Find all lines in the listing that include the word "text", then copy them.

◆ ◆ ◆

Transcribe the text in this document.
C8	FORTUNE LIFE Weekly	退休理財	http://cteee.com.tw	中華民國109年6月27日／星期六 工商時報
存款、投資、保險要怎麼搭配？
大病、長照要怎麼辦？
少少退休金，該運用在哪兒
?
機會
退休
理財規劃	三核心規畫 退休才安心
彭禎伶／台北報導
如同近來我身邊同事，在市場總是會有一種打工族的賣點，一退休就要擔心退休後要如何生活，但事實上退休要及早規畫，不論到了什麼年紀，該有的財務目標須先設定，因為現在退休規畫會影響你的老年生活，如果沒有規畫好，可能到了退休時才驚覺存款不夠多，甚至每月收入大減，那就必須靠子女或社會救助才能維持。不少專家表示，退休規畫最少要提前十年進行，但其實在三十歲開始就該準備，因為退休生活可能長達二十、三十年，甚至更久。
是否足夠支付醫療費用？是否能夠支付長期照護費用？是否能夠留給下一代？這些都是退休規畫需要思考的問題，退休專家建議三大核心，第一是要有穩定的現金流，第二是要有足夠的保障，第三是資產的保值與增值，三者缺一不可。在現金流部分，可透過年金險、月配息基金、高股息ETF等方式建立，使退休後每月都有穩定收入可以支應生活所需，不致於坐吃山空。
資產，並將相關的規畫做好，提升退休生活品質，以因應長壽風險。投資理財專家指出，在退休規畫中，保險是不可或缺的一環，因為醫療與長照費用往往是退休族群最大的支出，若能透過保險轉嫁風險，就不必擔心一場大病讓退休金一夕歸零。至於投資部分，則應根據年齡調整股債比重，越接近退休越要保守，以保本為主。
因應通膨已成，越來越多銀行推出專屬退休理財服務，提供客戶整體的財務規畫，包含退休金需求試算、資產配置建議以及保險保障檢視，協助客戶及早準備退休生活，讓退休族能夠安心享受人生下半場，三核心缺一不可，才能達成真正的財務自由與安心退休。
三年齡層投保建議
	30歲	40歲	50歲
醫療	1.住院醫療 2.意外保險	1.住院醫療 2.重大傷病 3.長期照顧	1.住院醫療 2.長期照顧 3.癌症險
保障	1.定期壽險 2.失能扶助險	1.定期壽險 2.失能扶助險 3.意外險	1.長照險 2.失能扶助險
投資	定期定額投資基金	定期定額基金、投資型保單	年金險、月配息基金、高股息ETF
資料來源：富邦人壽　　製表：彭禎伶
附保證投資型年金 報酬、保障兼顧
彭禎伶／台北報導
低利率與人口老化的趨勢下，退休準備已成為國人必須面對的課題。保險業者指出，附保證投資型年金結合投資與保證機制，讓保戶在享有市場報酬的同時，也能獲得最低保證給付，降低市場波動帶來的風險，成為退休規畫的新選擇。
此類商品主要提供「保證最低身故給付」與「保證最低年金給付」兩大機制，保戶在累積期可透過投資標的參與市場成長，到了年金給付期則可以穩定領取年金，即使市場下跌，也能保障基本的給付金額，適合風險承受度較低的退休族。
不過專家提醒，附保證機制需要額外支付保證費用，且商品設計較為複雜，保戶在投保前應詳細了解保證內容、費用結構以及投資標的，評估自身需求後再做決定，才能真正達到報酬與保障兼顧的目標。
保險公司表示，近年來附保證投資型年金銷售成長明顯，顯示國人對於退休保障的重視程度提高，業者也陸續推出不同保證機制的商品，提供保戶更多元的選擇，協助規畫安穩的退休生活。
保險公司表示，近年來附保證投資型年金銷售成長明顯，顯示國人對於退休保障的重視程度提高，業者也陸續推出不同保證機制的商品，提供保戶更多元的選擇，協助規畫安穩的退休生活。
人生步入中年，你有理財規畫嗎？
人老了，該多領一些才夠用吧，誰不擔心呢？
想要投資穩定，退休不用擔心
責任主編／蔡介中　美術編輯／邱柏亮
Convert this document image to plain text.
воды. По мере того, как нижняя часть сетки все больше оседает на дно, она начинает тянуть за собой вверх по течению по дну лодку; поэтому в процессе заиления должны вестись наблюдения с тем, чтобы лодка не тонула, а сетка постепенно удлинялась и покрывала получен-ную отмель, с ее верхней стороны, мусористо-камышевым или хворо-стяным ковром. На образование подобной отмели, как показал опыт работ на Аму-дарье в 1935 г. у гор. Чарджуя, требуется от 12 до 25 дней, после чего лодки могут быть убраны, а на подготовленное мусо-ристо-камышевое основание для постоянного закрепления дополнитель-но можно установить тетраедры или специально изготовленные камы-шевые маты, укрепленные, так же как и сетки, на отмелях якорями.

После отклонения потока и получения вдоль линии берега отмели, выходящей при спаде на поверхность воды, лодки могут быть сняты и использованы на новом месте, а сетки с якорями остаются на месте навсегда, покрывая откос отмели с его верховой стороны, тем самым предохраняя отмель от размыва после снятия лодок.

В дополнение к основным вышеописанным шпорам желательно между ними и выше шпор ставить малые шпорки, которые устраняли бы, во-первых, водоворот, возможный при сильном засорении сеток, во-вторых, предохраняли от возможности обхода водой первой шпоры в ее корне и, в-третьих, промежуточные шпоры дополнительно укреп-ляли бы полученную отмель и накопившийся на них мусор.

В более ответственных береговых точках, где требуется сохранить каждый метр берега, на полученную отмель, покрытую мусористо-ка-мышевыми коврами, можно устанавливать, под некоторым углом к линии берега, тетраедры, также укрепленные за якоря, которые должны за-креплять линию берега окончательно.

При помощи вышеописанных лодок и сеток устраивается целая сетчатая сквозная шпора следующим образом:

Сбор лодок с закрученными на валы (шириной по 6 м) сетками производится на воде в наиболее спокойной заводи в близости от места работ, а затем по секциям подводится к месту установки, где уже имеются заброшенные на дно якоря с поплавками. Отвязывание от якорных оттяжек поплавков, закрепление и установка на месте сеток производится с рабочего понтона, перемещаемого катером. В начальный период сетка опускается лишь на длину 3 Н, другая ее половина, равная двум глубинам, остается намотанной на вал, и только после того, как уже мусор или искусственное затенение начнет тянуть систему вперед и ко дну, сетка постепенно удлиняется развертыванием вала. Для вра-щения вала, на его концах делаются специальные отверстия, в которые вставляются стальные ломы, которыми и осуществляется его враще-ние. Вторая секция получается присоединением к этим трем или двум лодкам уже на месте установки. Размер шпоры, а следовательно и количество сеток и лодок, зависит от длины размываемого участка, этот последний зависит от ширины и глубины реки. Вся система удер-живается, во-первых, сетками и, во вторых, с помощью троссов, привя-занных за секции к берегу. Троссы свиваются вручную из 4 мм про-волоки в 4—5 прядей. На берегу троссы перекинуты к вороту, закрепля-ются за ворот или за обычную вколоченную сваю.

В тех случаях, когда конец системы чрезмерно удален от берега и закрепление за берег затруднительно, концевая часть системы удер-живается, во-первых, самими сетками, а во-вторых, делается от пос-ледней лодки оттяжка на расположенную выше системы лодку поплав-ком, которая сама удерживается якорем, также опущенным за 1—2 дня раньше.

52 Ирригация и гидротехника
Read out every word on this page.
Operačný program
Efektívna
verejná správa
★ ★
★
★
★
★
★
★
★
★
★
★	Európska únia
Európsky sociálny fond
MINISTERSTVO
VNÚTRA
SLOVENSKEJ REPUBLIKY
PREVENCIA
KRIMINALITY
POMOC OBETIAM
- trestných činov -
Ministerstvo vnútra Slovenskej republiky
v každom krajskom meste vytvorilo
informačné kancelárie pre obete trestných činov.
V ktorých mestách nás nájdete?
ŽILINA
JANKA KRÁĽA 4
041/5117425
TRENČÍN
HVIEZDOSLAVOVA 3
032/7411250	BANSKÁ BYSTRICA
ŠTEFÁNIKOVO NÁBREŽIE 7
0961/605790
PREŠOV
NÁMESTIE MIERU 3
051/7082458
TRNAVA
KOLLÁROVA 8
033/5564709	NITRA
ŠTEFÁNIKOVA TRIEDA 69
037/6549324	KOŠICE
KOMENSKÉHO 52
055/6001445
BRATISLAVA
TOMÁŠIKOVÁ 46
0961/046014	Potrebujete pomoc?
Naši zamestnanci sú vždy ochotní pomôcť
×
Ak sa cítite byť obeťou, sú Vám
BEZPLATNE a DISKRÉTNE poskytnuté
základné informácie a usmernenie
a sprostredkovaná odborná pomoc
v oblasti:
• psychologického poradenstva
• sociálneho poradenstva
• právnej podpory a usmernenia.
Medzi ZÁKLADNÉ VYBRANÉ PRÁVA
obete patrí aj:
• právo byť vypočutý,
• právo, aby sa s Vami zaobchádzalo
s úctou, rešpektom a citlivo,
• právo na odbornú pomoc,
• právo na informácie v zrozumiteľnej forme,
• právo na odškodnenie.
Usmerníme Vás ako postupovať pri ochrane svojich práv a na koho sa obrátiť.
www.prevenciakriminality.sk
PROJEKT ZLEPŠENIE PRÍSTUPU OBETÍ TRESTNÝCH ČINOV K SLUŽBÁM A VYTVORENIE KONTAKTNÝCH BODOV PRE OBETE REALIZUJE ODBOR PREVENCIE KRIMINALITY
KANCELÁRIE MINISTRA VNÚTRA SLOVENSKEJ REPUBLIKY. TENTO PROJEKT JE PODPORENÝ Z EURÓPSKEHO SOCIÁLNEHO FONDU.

◆ ◆ ◆

The response:
Transcribe the text in this document.
Convert this document image to plain text.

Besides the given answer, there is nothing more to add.